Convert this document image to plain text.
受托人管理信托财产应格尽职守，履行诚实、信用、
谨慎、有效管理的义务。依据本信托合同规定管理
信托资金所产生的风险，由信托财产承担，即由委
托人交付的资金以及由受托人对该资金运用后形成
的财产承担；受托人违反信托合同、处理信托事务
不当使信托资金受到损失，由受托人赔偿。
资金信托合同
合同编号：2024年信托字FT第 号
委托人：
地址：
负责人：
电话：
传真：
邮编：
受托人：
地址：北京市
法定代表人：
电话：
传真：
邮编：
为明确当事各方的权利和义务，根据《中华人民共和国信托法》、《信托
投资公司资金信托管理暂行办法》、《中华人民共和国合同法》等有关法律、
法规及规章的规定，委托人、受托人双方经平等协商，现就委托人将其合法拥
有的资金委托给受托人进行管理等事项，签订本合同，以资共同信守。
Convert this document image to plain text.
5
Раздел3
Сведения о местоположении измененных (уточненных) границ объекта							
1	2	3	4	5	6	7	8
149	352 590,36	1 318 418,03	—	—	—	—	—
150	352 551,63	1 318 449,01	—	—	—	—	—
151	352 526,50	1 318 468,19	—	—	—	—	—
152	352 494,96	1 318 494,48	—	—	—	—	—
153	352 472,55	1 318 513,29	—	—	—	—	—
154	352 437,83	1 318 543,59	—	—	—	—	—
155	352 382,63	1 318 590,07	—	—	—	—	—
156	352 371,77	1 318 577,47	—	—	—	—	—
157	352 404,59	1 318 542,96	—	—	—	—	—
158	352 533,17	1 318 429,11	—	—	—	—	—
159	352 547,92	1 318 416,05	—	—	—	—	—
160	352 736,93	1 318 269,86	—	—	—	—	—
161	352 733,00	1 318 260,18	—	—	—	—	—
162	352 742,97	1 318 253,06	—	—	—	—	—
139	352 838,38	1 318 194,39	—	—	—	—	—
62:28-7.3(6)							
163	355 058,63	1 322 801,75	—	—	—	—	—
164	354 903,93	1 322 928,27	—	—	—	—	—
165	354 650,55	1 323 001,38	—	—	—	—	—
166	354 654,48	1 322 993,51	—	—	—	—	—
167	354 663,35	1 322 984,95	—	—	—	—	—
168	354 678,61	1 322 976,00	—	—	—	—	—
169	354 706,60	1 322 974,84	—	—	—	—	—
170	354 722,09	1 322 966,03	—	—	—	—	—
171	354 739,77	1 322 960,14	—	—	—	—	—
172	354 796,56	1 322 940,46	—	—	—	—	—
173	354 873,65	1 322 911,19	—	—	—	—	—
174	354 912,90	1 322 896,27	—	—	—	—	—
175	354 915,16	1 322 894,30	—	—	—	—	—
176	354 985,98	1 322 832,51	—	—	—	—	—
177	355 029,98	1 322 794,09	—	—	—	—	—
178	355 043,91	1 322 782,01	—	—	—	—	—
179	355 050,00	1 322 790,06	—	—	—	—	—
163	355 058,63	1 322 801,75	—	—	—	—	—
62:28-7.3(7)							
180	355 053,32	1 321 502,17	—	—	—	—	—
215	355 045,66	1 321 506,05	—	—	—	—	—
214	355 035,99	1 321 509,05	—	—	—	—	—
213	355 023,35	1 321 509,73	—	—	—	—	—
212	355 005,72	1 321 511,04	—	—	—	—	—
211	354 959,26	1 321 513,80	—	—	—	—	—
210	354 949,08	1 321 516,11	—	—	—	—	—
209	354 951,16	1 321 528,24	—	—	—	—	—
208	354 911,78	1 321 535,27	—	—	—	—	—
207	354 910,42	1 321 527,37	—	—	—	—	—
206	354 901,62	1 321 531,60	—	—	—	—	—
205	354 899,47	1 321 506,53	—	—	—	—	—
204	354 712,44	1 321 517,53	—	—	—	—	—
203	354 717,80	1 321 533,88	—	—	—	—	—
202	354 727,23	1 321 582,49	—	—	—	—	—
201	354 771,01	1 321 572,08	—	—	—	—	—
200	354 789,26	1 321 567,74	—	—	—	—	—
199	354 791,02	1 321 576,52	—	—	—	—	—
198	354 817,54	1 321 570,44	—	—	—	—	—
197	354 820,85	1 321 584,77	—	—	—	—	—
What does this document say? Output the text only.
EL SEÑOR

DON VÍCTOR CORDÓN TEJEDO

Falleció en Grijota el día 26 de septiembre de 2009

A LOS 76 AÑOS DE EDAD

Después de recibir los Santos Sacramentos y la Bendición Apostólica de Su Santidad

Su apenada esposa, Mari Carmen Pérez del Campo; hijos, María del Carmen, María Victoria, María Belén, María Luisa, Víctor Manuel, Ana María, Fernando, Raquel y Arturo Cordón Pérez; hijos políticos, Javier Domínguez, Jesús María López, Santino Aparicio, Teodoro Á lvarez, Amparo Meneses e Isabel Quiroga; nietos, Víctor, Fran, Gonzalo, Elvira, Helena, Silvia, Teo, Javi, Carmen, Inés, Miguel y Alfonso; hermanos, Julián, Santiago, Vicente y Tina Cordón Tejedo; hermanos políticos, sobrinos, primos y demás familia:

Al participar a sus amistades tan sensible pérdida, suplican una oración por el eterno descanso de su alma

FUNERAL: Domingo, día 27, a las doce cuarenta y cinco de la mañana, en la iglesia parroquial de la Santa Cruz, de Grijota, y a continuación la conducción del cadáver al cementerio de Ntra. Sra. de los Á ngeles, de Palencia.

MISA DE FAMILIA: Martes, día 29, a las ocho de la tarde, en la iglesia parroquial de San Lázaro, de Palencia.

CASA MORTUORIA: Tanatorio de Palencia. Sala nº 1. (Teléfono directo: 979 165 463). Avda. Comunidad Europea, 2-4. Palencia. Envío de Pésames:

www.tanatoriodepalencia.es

□ □ □ □

WORK TO COMPLETE =>
All of the records must be retyped exactly as they are.

WRITTEN SOLUTION =>
Convert this document image to plain text.
受托人管理信托财产应格尽职守，履行诚实、信用、
谨慎、有效管理的义务。依据本信托合同规定管理
信托资金所产生的风险，由信托财产承担，即由委
托人交付的资金以及由受托人对该资金运用后形成
的财产承担；受托人违反信托合同、处理信托事务
不当使信托资金受到损失，由受托人赔偿。
资金信托合同
合同编号：2024年信托字FT第 号
委托人：
地址：
负责人：
电话：
传真：
邮编：
受托人：
地址：北京市
法定代表人：
电话：
传真：
邮编：
为明确当事各方的权利和义务，根据《中华人民共和国信托法》、《信托
投资公司资金信托管理暂行办法》、《中华人民共和国合同法》等有关法律、
法规及规章的规定，委托人、受托人双方经平等协商，现就委托人将其合法拥
有的资金委托给受托人进行管理等事项，签订本合同，以资共同信守。
Convert this document image to plain text.
5
Раздел3
Сведения о местоположении измененных (уточненных) границ объекта							
1	2	3	4	5	6	7	8
149	352 590,36	1 318 418,03	—	—	—	—	—
150	352 551,63	1 318 449,01	—	—	—	—	—
151	352 526,50	1 318 468,19	—	—	—	—	—
152	352 494,96	1 318 494,48	—	—	—	—	—
153	352 472,55	1 318 513,29	—	—	—	—	—
154	352 437,83	1 318 543,59	—	—	—	—	—
155	352 382,63	1 318 590,07	—	—	—	—	—
156	352 371,77	1 318 577,47	—	—	—	—	—
157	352 404,59	1 318 542,96	—	—	—	—	—
158	352 533,17	1 318 429,11	—	—	—	—	—
159	352 547,92	1 318 416,05	—	—	—	—	—
160	352 736,93	1 318 269,86	—	—	—	—	—
161	352 733,00	1 318 260,18	—	—	—	—	—
162	352 742,97	1 318 253,06	—	—	—	—	—
139	352 838,38	1 318 194,39	—	—	—	—	—
62:28-7.3(6)							
163	355 058,63	1 322 801,75	—	—	—	—	—
164	354 903,93	1 322 928,27	—	—	—	—	—
165	354 650,55	1 323 001,38	—	—	—	—	—
166	354 654,48	1 322 993,51	—	—	—	—	—
167	354 663,35	1 322 984,95	—	—	—	—	—
168	354 678,61	1 322 976,00	—	—	—	—	—
169	354 706,60	1 322 974,84	—	—	—	—	—
170	354 722,09	1 322 966,03	—	—	—	—	—
171	354 739,77	1 322 960,14	—	—	—	—	—
172	354 796,56	1 322 940,46	—	—	—	—	—
173	354 873,65	1 322 911,19	—	—	—	—	—
174	354 912,90	1 322 896,27	—	—	—	—	—
175	354 915,16	1 322 894,30	—	—	—	—	—
176	354 985,98	1 322 832,51	—	—	—	—	—
177	355 029,98	1 322 794,09	—	—	—	—	—
178	355 043,91	1 322 782,01	—	—	—	—	—
179	355 050,00	1 322 790,06	—	—	—	—	—
163	355 058,63	1 322 801,75	—	—	—	—	—
62:28-7.3(7)							
180	355 053,32	1 321 502,17	—	—	—	—	—
215	355 045,66	1 321 506,05	—	—	—	—	—
214	355 035,99	1 321 509,05	—	—	—	—	—
213	355 023,35	1 321 509,73	—	—	—	—	—
212	355 005,72	1 321 511,04	—	—	—	—	—
211	354 959,26	1 321 513,80	—	—	—	—	—
210	354 949,08	1 321 516,11	—	—	—	—	—
209	354 951,16	1 321 528,24	—	—	—	—	—
208	354 911,78	1 321 535,27	—	—	—	—	—
207	354 910,42	1 321 527,37	—	—	—	—	—
206	354 901,62	1 321 531,60	—	—	—	—	—
205	354 899,47	1 321 506,53	—	—	—	—	—
204	354 712,44	1 321 517,53	—	—	—	—	—
203	354 717,80	1 321 533,88	—	—	—	—	—
202	354 727,23	1 321 582,49	—	—	—	—	—
201	354 771,01	1 321 572,08	—	—	—	—	—
200	354 789,26	1 321 567,74	—	—	—	—	—
199	354 791,02	1 321 576,52	—	—	—	—	—
198	354 817,54	1 321 570,44	—	—	—	—	—
197	354 820,85	1 321 584,77	—	—	—	—	—
What does this document say? Output the text only.
EL SEÑOR

DON VÍCTOR CORDÓN TEJEDO

Falleció en Grijota el día 26 de septiembre de 2009

A LOS 76 AÑOS DE EDAD

Después de recibir los Santos Sacramentos y la Bendición Apostólica de Su Santidad

Su apenada esposa, Mari Carmen Pérez del Campo; hijos, María del Carmen, María Victoria, María Belén, María Luisa, Víctor Manuel, Ana María, Fernando, Raquel y Arturo Cordón Pérez; hijos políticos, Javier Domínguez, Jesús María López, Santino Aparicio, Teodoro Á lvarez, Amparo Meneses e Isabel Quiroga; nietos, Víctor, Fran, Gonzalo, Elvira, Helena, Silvia, Teo, Javi, Carmen, Inés, Miguel y Alfonso; hermanos, Julián, Santiago, Vicente y Tina Cordón Tejedo; hermanos políticos, sobrinos, primos y demás familia:

Al participar a sus amistades tan sensible pérdida, suplican una oración por el eterno descanso de su alma

FUNERAL: Domingo, día 27, a las doce cuarenta y cinco de la mañana, en la iglesia parroquial de la Santa Cruz, de Grijota, y a continuación la conducción del cadáver al cementerio de Ntra. Sra. de los Á ngeles, de Palencia.

MISA DE FAMILIA: Martes, día 29, a las ocho de la tarde, en la iglesia parroquial de San Lázaro, de Palencia.

CASA MORTUORIA: Tanatorio de Palencia. Sala nº 1. (Teléfono directo: 979 165 463). Avda. Comunidad Europea, 2-4. Palencia. Envío de Pésames:

www.tanatoriodepalencia.es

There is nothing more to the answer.